◆ GIVEN EXERCISE
Wherever the word "ultrices" appears in a line, copy that line.

╭─ SUPPLIED RECORDS

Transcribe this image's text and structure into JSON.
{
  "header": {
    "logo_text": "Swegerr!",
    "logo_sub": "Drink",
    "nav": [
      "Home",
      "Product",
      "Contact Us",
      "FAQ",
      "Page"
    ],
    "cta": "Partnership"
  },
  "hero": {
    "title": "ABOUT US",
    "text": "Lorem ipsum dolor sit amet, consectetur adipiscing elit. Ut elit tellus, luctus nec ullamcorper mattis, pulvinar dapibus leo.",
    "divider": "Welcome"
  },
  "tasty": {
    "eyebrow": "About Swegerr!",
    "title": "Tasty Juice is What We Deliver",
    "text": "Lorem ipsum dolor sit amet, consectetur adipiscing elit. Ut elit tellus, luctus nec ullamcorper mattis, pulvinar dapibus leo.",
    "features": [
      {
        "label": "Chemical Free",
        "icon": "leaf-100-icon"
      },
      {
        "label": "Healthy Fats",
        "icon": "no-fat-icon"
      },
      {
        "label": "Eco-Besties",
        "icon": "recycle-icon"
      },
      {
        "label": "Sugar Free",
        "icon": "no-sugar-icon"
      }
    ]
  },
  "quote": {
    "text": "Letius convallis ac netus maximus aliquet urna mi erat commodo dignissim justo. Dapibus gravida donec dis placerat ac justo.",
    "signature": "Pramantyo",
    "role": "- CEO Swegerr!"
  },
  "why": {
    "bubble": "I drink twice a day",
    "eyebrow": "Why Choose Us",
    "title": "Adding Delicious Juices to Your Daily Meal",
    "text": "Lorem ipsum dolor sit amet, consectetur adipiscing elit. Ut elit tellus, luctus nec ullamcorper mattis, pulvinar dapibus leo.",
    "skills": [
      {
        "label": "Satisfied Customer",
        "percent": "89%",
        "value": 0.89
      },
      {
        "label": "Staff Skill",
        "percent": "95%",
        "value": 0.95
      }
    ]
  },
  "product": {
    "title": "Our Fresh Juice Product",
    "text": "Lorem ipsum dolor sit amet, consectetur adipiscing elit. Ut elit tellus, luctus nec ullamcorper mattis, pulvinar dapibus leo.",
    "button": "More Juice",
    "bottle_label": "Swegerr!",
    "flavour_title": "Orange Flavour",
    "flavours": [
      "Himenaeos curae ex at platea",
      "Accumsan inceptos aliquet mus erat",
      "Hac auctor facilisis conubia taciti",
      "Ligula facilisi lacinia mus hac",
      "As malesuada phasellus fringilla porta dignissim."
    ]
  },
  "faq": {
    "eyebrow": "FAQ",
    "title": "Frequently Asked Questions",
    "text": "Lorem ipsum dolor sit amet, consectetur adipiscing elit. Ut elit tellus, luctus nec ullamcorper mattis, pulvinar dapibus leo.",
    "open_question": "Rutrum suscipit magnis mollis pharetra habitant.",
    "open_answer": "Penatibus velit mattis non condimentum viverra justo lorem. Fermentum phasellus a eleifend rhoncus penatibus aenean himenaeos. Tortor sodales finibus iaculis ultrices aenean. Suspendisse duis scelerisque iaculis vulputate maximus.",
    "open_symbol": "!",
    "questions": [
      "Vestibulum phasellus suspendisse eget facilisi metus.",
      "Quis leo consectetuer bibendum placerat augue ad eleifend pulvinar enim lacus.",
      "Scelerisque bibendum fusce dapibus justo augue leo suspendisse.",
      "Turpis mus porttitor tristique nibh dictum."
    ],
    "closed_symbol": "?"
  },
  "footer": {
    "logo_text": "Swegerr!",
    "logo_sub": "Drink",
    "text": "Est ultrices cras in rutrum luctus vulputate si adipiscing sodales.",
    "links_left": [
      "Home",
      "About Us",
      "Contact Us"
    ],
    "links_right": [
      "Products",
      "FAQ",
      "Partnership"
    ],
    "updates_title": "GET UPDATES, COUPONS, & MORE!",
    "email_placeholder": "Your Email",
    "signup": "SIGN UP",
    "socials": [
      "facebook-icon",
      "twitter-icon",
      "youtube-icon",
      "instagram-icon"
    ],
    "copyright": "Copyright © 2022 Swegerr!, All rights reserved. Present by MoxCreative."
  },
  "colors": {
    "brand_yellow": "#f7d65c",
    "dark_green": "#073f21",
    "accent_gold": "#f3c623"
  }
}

╰─

◆ THE REPLY
    "open_answer": "Penatibus velit mattis non condimentum viverra justo lorem. Fermentum phasellus a eleifend rhoncus penatibus aenean himenaeos. Tortor sodales finibus iaculis ultrices aenean. Suspendisse duis scelerisque iaculis vulputate maximus.",
    "text": "Est ultrices cras in rutrum luctus vulputate si adipiscing sodales.",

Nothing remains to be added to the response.